▸ Work to do
Return a copy of each line that holds the string "уведомлений".

▸ Saved entries
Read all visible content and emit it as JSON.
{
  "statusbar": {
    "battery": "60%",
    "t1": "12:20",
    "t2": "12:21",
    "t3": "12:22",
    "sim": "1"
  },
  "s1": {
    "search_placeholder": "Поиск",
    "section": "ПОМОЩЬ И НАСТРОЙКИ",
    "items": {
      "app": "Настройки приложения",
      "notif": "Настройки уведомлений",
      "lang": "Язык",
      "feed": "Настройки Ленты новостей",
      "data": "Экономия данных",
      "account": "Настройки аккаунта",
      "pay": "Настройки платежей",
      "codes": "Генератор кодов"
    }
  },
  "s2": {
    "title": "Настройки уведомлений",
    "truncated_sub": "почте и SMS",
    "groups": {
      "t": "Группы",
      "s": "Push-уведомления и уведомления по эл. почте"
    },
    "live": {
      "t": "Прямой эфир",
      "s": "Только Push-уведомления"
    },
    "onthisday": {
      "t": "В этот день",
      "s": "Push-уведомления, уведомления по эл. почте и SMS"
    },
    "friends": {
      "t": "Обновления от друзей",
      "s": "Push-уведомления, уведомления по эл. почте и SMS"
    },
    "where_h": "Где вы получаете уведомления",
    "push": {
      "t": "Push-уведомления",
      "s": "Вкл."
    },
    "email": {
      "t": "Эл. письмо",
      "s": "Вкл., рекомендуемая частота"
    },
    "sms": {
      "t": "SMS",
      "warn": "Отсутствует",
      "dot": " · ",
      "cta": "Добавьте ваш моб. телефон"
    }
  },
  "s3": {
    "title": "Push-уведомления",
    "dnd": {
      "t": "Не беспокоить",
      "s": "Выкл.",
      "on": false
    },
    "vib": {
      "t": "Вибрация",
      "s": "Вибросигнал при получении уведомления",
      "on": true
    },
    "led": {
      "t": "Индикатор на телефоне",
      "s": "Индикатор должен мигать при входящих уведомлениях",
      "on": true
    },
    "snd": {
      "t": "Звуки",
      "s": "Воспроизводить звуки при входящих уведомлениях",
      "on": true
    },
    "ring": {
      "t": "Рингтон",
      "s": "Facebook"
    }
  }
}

▸ The completed task
      "notif": "Настройки уведомлений",
    "title": "Настройки уведомлений",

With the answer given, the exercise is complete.